— BEGIN —

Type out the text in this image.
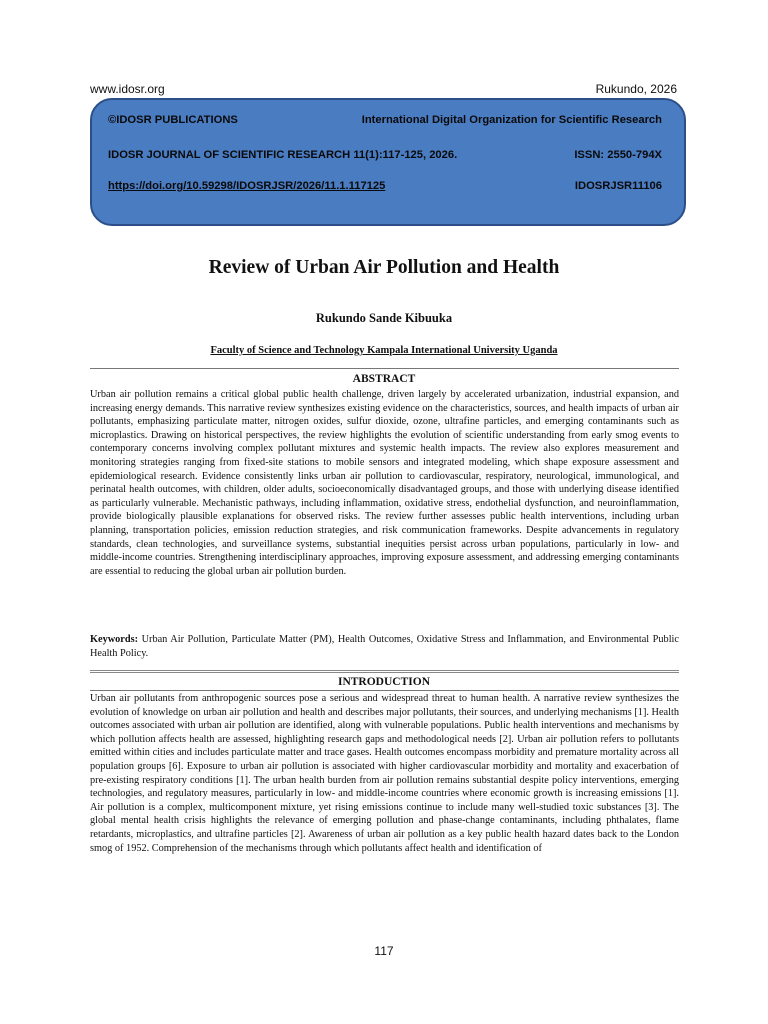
www.idosr.org	Rukundo, 2026
©IDOSR PUBLICATIONS	International Digital Organization for Scientific Research
IDOSR JOURNAL OF SCIENTIFIC RESEARCH 11(1):117-125, 2026.	ISSN: 2550-794X
https://doi.org/10.59298/IDOSRJSR/2026/11.1.117125	IDOSRJSR11106
Review of Urban Air Pollution and Health
Rukundo Sande Kibuuka
Faculty of Science and Technology Kampala International University Uganda
ABSTRACT

Urban air pollution remains a critical global public health challenge, driven largely by accelerated urbanization, industrial expansion, and increasing energy demands. This narrative review synthesizes existing evidence on the characteristics, sources, and health impacts of urban air pollutants, emphasizing particulate matter, nitrogen oxides, sulfur dioxide, ozone, ultrafine particles, and emerging contaminants such as microplastics. Drawing on historical perspectives, the review highlights the evolution of scientific understanding from early smog events to contemporary concerns involving complex pollutant mixtures and systemic health impacts. The review also explores measurement and monitoring strategies ranging from fixed-site stations to mobile sensors and integrated modeling, which shape exposure assessment and epidemiological research. Evidence consistently links urban air pollution to cardiovascular, respiratory, neurological, immunological, and perinatal health outcomes, with children, older adults, socioeconomically disadvantaged groups, and those with underlying disease identified as particularly vulnerable. Mechanistic pathways, including inflammation, oxidative stress, endothelial dysfunction, and neuroinflammation, provide biologically plausible explanations for observed risks. The review further assesses public health interventions, including urban planning, transportation policies, emission reduction strategies, and risk communication frameworks. Despite advancements in regulatory standards, clean technologies, and surveillance systems, substantial inequities persist across urban populations, particularly in low- and middle-income countries. Strengthening interdisciplinary approaches, improving exposure assessment, and addressing emerging contaminants are essential to reducing the global urban air pollution burden.

Keywords: Urban Air Pollution, Particulate Matter (PM), Health Outcomes, Oxidative Stress and Inflammation, and Environmental Public Health Policy.

INTRODUCTION

Urban air pollutants from anthropogenic sources pose a serious and widespread threat to human health. A narrative review synthesizes the evolution of knowledge on urban air pollution and health and describes major pollutants, their sources, and underlying mechanisms [1]. Health outcomes associated with urban air pollution are identified, along with vulnerable populations. Public health interventions and mechanisms by which pollution affects health are assessed, highlighting research gaps and methodological needs [2]. Urban air pollution refers to pollutants emitted within cities and includes particulate matter and trace gases. Health outcomes encompass morbidity and premature mortality across all population groups [6]. Exposure to urban air pollution is associated with higher cardiovascular morbidity and mortality and exacerbation of pre-existing respiratory conditions [1]. The urban health burden from air pollution remains substantial despite policy interventions, emerging technologies, and regulatory measures, particularly in low- and middle-income countries where economic growth is increasing emissions [1]. Air pollution is a complex, multicomponent mixture, yet rising emissions continue to include many well-studied toxic substances [3]. The global mental health crisis highlights the relevance of emerging pollution and phase-change contaminants, including phthalates, flame retardants, microplastics, and ultrafine particles [2]. Awareness of urban air pollution as a key public health hazard dates back to the London smog of 1952. Comprehension of the mechanisms through which pollutants affect health and identification of

117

— END —

*Task directions:*
Reproduce every entry exactly, but omit each picture.

*Answer to the exercise:*
Type out the text in this image.
www.idosr.org	Rukundo, 2026
©IDOSR PUBLICATIONS	International Digital Organization for Scientific Research
IDOSR JOURNAL OF SCIENTIFIC RESEARCH 11(1):117-125, 2026.	ISSN: 2550-794X
https://doi.org/10.59298/IDOSRJSR/2026/11.1.117125	IDOSRJSR11106
Review of Urban Air Pollution and Health
Rukundo Sande Kibuuka
Faculty of Science and Technology Kampala International University Uganda
ABSTRACT

Urban air pollution remains a critical global public health challenge, driven largely by accelerated urbanization, industrial expansion, and increasing energy demands. This narrative review synthesizes existing evidence on the characteristics, sources, and health impacts of urban air pollutants, emphasizing particulate matter, nitrogen oxides, sulfur dioxide, ozone, ultrafine particles, and emerging contaminants such as microplastics. Drawing on historical perspectives, the review highlights the evolution of scientific understanding from early smog events to contemporary concerns involving complex pollutant mixtures and systemic health impacts. The review also explores measurement and monitoring strategies ranging from fixed-site stations to mobile sensors and integrated modeling, which shape exposure assessment and epidemiological research. Evidence consistently links urban air pollution to cardiovascular, respiratory, neurological, immunological, and perinatal health outcomes, with children, older adults, socioeconomically disadvantaged groups, and those with underlying disease identified as particularly vulnerable. Mechanistic pathways, including inflammation, oxidative stress, endothelial dysfunction, and neuroinflammation, provide biologically plausible explanations for observed risks. The review further assesses public health interventions, including urban planning, transportation policies, emission reduction strategies, and risk communication frameworks. Despite advancements in regulatory standards, clean technologies, and surveillance systems, substantial inequities persist across urban populations, particularly in low- and middle-income countries. Strengthening interdisciplinary approaches, improving exposure assessment, and addressing emerging contaminants are essential to reducing the global urban air pollution burden.

Keywords: Urban Air Pollution, Particulate Matter (PM), Health Outcomes, Oxidative Stress and Inflammation, and Environmental Public Health Policy.

INTRODUCTION

Urban air pollutants from anthropogenic sources pose a serious and widespread threat to human health. A narrative review synthesizes the evolution of knowledge on urban air pollution and health and describes major pollutants, their sources, and underlying mechanisms [1]. Health outcomes associated with urban air pollution are identified, along with vulnerable populations. Public health interventions and mechanisms by which pollution affects health are assessed, highlighting research gaps and methodological needs [2]. Urban air pollution refers to pollutants emitted within cities and includes particulate matter and trace gases. Health outcomes encompass morbidity and premature mortality across all population groups [6]. Exposure to urban air pollution is associated with higher cardiovascular morbidity and mortality and exacerbation of pre-existing respiratory conditions [1]. The urban health burden from air pollution remains substantial despite policy interventions, emerging technologies, and regulatory measures, particularly in low- and middle-income countries where economic growth is increasing emissions [1]. Air pollution is a complex, multicomponent mixture, yet rising emissions continue to include many well-studied toxic substances [3]. The global mental health crisis highlights the relevance of emerging pollution and phase-change contaminants, including phthalates, flame retardants, microplastics, and ultrafine particles [2]. Awareness of urban air pollution as a key public health hazard dates back to the London smog of 1952. Comprehension of the mechanisms through which pollutants affect health and identification of

117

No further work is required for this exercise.